Stored data
** Start **

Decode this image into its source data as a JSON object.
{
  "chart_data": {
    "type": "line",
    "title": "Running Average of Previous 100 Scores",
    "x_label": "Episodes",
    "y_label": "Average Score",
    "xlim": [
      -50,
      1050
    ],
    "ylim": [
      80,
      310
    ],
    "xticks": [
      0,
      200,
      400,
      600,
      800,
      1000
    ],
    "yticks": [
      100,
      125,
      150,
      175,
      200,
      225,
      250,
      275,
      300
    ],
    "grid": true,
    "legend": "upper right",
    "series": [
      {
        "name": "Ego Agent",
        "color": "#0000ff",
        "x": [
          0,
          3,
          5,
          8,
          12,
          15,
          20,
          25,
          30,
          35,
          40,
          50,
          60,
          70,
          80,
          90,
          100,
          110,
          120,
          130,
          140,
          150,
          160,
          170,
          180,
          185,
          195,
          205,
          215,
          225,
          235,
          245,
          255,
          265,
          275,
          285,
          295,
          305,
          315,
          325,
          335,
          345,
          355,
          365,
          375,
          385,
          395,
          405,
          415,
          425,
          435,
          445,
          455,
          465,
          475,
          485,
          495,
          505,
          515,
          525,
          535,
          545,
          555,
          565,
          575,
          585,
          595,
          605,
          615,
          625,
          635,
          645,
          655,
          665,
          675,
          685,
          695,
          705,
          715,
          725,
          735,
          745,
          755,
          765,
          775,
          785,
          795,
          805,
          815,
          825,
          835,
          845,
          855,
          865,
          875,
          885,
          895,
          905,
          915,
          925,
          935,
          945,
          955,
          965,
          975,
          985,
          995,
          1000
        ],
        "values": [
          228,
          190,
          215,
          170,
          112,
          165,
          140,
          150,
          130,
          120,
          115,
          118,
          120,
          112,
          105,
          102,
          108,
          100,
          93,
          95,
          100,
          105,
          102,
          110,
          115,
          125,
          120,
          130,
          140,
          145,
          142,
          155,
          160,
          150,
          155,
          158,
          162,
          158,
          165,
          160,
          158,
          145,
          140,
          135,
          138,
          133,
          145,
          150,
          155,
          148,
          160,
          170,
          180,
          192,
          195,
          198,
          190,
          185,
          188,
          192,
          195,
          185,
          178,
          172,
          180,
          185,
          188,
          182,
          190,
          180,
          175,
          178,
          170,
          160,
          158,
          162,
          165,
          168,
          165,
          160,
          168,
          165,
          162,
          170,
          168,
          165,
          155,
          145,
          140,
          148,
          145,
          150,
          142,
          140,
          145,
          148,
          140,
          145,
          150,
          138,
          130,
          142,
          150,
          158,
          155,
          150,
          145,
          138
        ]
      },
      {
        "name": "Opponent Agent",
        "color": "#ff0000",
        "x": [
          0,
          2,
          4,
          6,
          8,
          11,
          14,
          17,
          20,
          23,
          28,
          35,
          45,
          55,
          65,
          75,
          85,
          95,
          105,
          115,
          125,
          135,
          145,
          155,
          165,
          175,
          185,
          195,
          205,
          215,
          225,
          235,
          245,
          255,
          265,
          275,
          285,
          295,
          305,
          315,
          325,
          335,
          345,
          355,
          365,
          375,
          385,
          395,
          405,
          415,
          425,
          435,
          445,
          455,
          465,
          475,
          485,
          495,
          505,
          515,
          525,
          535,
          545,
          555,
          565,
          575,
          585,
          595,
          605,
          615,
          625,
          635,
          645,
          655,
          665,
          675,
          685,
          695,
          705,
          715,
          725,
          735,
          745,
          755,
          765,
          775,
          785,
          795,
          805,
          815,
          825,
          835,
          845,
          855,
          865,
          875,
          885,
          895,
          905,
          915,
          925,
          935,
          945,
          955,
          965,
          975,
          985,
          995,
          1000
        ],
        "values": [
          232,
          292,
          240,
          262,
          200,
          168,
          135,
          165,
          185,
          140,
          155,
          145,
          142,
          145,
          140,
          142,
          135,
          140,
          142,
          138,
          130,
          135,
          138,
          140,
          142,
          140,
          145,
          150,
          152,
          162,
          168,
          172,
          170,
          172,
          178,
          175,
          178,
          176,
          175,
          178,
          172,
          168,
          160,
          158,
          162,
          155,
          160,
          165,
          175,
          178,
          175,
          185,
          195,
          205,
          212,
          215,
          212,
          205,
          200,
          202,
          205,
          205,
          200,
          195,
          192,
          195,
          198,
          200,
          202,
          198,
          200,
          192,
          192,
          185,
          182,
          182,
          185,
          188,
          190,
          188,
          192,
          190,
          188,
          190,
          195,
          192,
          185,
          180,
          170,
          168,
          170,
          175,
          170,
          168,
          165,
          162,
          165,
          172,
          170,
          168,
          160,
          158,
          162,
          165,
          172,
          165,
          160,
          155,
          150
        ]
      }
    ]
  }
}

** End **

- Exercise goal -
Your task is to output the full set of records exactly as presented.

- Solution to this task -
Decode this image into its source data as a JSON object.
{
  "chart_data": {
    "type": "line",
    "title": "Running Average of Previous 100 Scores",
    "x_label": "Episodes",
    "y_label": "Average Score",
    "xlim": [
      -50,
      1050
    ],
    "ylim": [
      80,
      310
    ],
    "xticks": [
      0,
      200,
      400,
      600,
      800,
      1000
    ],
    "yticks": [
      100,
      125,
      150,
      175,
      200,
      225,
      250,
      275,
      300
    ],
    "grid": true,
    "legend": "upper right",
    "series": [
      {
        "name": "Ego Agent",
        "color": "#0000ff",
        "x": [
          0,
          3,
          5,
          8,
          12,
          15,
          20,
          25,
          30,
          35,
          40,
          50,
          60,
          70,
          80,
          90,
          100,
          110,
          120,
          130,
          140,
          150,
          160,
          170,
          180,
          185,
          195,
          205,
          215,
          225,
          235,
          245,
          255,
          265,
          275,
          285,
          295,
          305,
          315,
          325,
          335,
          345,
          355,
          365,
          375,
          385,
          395,
          405,
          415,
          425,
          435,
          445,
          455,
          465,
          475,
          485,
          495,
          505,
          515,
          525,
          535,
          545,
          555,
          565,
          575,
          585,
          595,
          605,
          615,
          625,
          635,
          645,
          655,
          665,
          675,
          685,
          695,
          705,
          715,
          725,
          735,
          745,
          755,
          765,
          775,
          785,
          795,
          805,
          815,
          825,
          835,
          845,
          855,
          865,
          875,
          885,
          895,
          905,
          915,
          925,
          935,
          945,
          955,
          965,
          975,
          985,
          995,
          1000
        ],
        "values": [
          228,
          190,
          215,
          170,
          112,
          165,
          140,
          150,
          130,
          120,
          115,
          118,
          120,
          112,
          105,
          102,
          108,
          100,
          93,
          95,
          100,
          105,
          102,
          110,
          115,
          125,
          120,
          130,
          140,
          145,
          142,
          155,
          160,
          150,
          155,
          158,
          162,
          158,
          165,
          160,
          158,
          145,
          140,
          135,
          138,
          133,
          145,
          150,
          155,
          148,
          160,
          170,
          180,
          192,
          195,
          198,
          190,
          185,
          188,
          192,
          195,
          185,
          178,
          172,
          180,
          185,
          188,
          182,
          190,
          180,
          175,
          178,
          170,
          160,
          158,
          162,
          165,
          168,
          165,
          160,
          168,
          165,
          162,
          170,
          168,
          165,
          155,
          145,
          140,
          148,
          145,
          150,
          142,
          140,
          145,
          148,
          140,
          145,
          150,
          138,
          130,
          142,
          150,
          158,
          155,
          150,
          145,
          138
        ]
      },
      {
        "name": "Opponent Agent",
        "color": "#ff0000",
        "x": [
          0,
          2,
          4,
          6,
          8,
          11,
          14,
          17,
          20,
          23,
          28,
          35,
          45,
          55,
          65,
          75,
          85,
          95,
          105,
          115,
          125,
          135,
          145,
          155,
          165,
          175,
          185,
          195,
          205,
          215,
          225,
          235,
          245,
          255,
          265,
          275,
          285,
          295,
          305,
          315,
          325,
          335,
          345,
          355,
          365,
          375,
          385,
          395,
          405,
          415,
          425,
          435,
          445,
          455,
          465,
          475,
          485,
          495,
          505,
          515,
          525,
          535,
          545,
          555,
          565,
          575,
          585,
          595,
          605,
          615,
          625,
          635,
          645,
          655,
          665,
          675,
          685,
          695,
          705,
          715,
          725,
          735,
          745,
          755,
          765,
          775,
          785,
          795,
          805,
          815,
          825,
          835,
          845,
          855,
          865,
          875,
          885,
          895,
          905,
          915,
          925,
          935,
          945,
          955,
          965,
          975,
          985,
          995,
          1000
        ],
        "values": [
          232,
          292,
          240,
          262,
          200,
          168,
          135,
          165,
          185,
          140,
          155,
          145,
          142,
          145,
          140,
          142,
          135,
          140,
          142,
          138,
          130,
          135,
          138,
          140,
          142,
          140,
          145,
          150,
          152,
          162,
          168,
          172,
          170,
          172,
          178,
          175,
          178,
          176,
          175,
          178,
          172,
          168,
          160,
          158,
          162,
          155,
          160,
          165,
          175,
          178,
          175,
          185,
          195,
          205,
          212,
          215,
          212,
          205,
          200,
          202,
          205,
          205,
          200,
          195,
          192,
          195,
          198,
          200,
          202,
          198,
          200,
          192,
          192,
          185,
          182,
          182,
          185,
          188,
          190,
          188,
          192,
          190,
          188,
          190,
          195,
          192,
          185,
          180,
          170,
          168,
          170,
          175,
          170,
          168,
          165,
          162,
          165,
          172,
          170,
          168,
          160,
          158,
          162,
          165,
          172,
          165,
          160,
          155,
          150
        ]
      }
    ]
  }
}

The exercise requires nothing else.